Information shown

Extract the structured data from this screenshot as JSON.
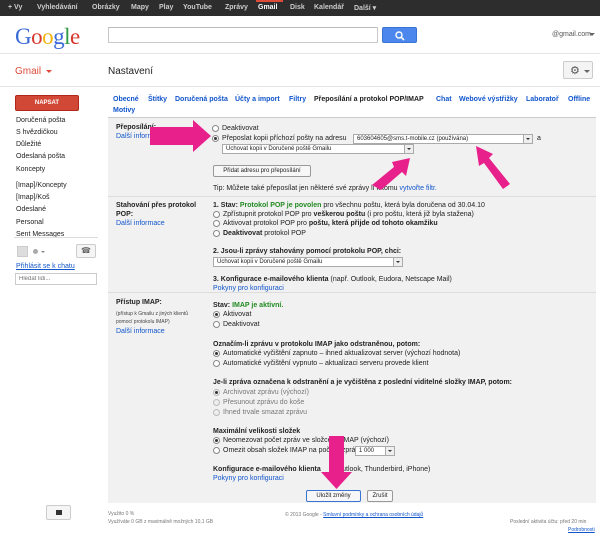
{
  "topbar": {
    "items": [
      "+ Vy",
      "Vyhledávání",
      "Obrázky",
      "Mapy",
      "Play",
      "YouTube",
      "Zprávy",
      "Gmail",
      "Disk",
      "Kalendář",
      "Další ▾"
    ]
  },
  "header": {
    "logo": [
      "G",
      "o",
      "o",
      "g",
      "l",
      "e"
    ],
    "account": "@gmail.com",
    "app_label": "Gmail",
    "page_title": "Nastavení"
  },
  "sidebar": {
    "compose_label": "NAPSAT",
    "items": [
      "Doručená pošta",
      "S hvězdičkou",
      "Důležité",
      "Odeslaná pošta",
      "Koncepty",
      "[Imap]/Koncepty",
      "[Imap]/Koš",
      "Odeslané",
      "Personal",
      "Sent Messages"
    ],
    "chat_signin": "Přihlásit se k chatu",
    "people_placeholder": "Hledat lidi..."
  },
  "tabs": [
    "Obecné",
    "Štítky",
    "Doručená pošta",
    "Účty a import",
    "Filtry",
    "Přeposílání a protokol POP/IMAP",
    "Chat",
    "Webové výstřižky",
    "Laboratoř",
    "Offline",
    "Motivy"
  ],
  "forwarding": {
    "label": "Přeposílání:",
    "learn": "Další informace",
    "opt_off": "Deaktivovat",
    "opt_on": "Přeposlat kopii příchozí pošty na adresu",
    "address": "603604605@sms.t-mobile.cz  (používána)",
    "and": "a",
    "keep": "Uchovat kopii v Doručené poště Gmailu",
    "add_btn": "Přidat adresu pro přeposílání",
    "tip_prefix": "Tip: Můžete také přeposílat jen některé své zprávy",
    "tip_mid": "lí k tomu",
    "tip_link": "vytvořte filtr."
  },
  "pop": {
    "label1": "Stahování přes protokol",
    "label2": "POP:",
    "learn": "Další informace",
    "status_prefix": "1. Stav:",
    "status_on": "Protokol POP je povolen",
    "status_rest": "pro všechnu poštu, která byla doručena od 30.04.10",
    "opt1_a": "Zpřístupnit protokol POP pro",
    "opt1_b": "veškerou poštu",
    "opt1_c": "(i pro poštu, která již byla stažena)",
    "opt2_a": "Aktivovat protokol POP pro",
    "opt2_b": "poštu, která přijde od tohoto okamžiku",
    "opt3_a": "Deaktivovat",
    "opt3_b": "protokol POP",
    "q2": "2. Jsou-li zprávy stahovány pomocí protokolu POP, chci:",
    "q2_value": "Uchovat kopii v Doručené poště Gmailu",
    "q3_a": "3. Konfigurace e-mailového klienta",
    "q3_b": "(např. Outlook, Eudora, Netscape Mail)",
    "instructions": "Pokyny pro konfiguraci"
  },
  "imap": {
    "label": "Přístup IMAP:",
    "sub1": "(přístup k Gmailu z jiných klientů",
    "sub2": "pomocí protokolu IMAP)",
    "learn": "Další informace",
    "status_prefix": "Stav:",
    "status_on": "IMAP je aktivní.",
    "opt_on": "Aktivovat",
    "opt_off": "Deaktivovat",
    "q_mark": "Označím-li zprávu v protokolu IMAP jako odstraněnou, potom:",
    "mark1": "Automatické vyčištění zapnuto – ihned aktualizovat server (výchozí hodnota)",
    "mark2": "Automatické vyčištění vypnuto – aktualizaci serveru provede klient",
    "q_delete": "Je-li zpráva označena k odstranění a je vyčištěna z poslední viditelné složky IMAP, potom:",
    "del1": "Archivovat zprávu (výchozí)",
    "del2": "Přesunout zprávu do koše",
    "del3": "Ihned trvale smazat zprávu",
    "q_size": "Maximální velikosti složek",
    "size1_a": "Neomezovat počet zpráv ve složce",
    "size1_b": "MAP (výchozí)",
    "size2_a": "Omezit obsah složek IMAP na poč",
    "size2_b": "zpráv",
    "size_value": "1 000",
    "client_a": "Konfigurace e-mailového klienta",
    "client_b": "Outlook, Thunderbird, iPhone)",
    "instructions": "Pokyny pro konfiguraci"
  },
  "actions": {
    "save": "Uložit změny",
    "cancel": "Zrušit"
  },
  "footer": {
    "usage1": "Využito 0 %",
    "usage2": "Využíváte 0 GB z maximálně možných 10,1 GB",
    "copyright": "© 2013 Google -",
    "terms": "Smluvní podmínky a ochrana osobních údajů",
    "activity1": "Poslední aktivita účtu: před 20 min",
    "activity2": "Podrobnosti"
  }
}
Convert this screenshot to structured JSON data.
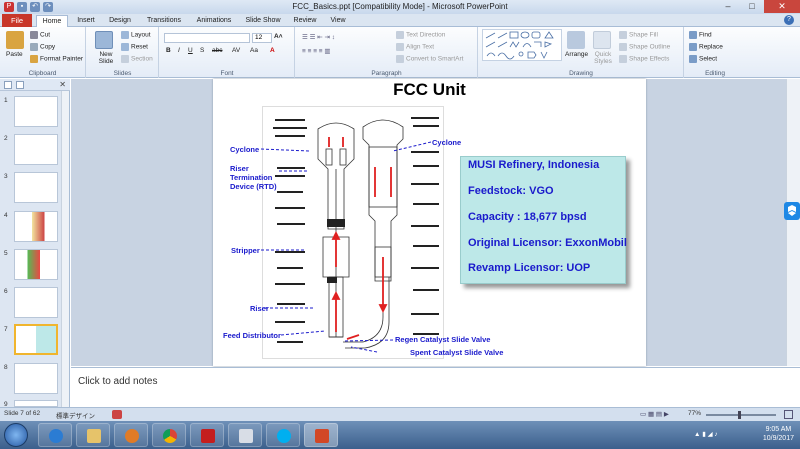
{
  "window": {
    "title": "FCC_Basics.ppt [Compatibility Mode] - Microsoft PowerPoint"
  },
  "tabs": [
    "File",
    "Home",
    "Insert",
    "Design",
    "Transitions",
    "Animations",
    "Slide Show",
    "Review",
    "View"
  ],
  "ribbon": {
    "clipboard": {
      "label": "Clipboard",
      "paste": "Paste",
      "cut": "Cut",
      "copy": "Copy",
      "format_painter": "Format Painter"
    },
    "slides": {
      "label": "Slides",
      "new_slide": "New Slide",
      "layout": "Layout",
      "reset": "Reset",
      "section": "Section"
    },
    "font": {
      "label": "Font",
      "size": "12"
    },
    "paragraph": {
      "label": "Paragraph",
      "text_direction": "Text Direction",
      "align_text": "Align Text",
      "convert_smartart": "Convert to SmartArt"
    },
    "drawing": {
      "label": "Drawing",
      "arrange": "Arrange",
      "quick_styles": "Quick Styles",
      "shape_fill": "Shape Fill",
      "shape_outline": "Shape Outline",
      "shape_effects": "Shape Effects"
    },
    "editing": {
      "label": "Editing",
      "find": "Find",
      "replace": "Replace",
      "select": "Select"
    }
  },
  "thumbnails": [
    "1",
    "2",
    "3",
    "4",
    "5",
    "6",
    "7",
    "8",
    "9"
  ],
  "slide": {
    "title": "FCC Unit",
    "callouts": {
      "cyclone_left": "Cyclone",
      "cyclone_right": "Cyclone",
      "rtd": [
        "Riser",
        "Termination",
        "Device (RTD)"
      ],
      "stripper": "Stripper",
      "riser": "Riser",
      "feed": "Feed Distributor",
      "regen_valve": "Regen Catalyst Slide Valve",
      "spent_valve": "Spent Catalyst Slide Valve"
    },
    "info": [
      "MUSI Refinery, Indonesia",
      "Feedstock: VGO",
      "Capacity : 18,677 bpsd",
      "Original Licensor: ExxonMobil",
      "Revamp Licensor: UOP"
    ]
  },
  "notes": {
    "placeholder": "Click to add notes"
  },
  "status": {
    "slide": "Slide 7 of 62",
    "theme": "標準デザイン",
    "zoom": "77%"
  },
  "clock": {
    "time": "9:05 AM",
    "date": "10/9/2017"
  }
}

Work to complete
Extract from the data every line where "Automatické" shows up.

Exercise response
    "mark1": "Automatické vyčištění zapnuto – ihned aktualizovat server (výchozí hodnota)",
    "mark2": "Automatické vyčištění vypnuto – aktualizaci serveru provede klient",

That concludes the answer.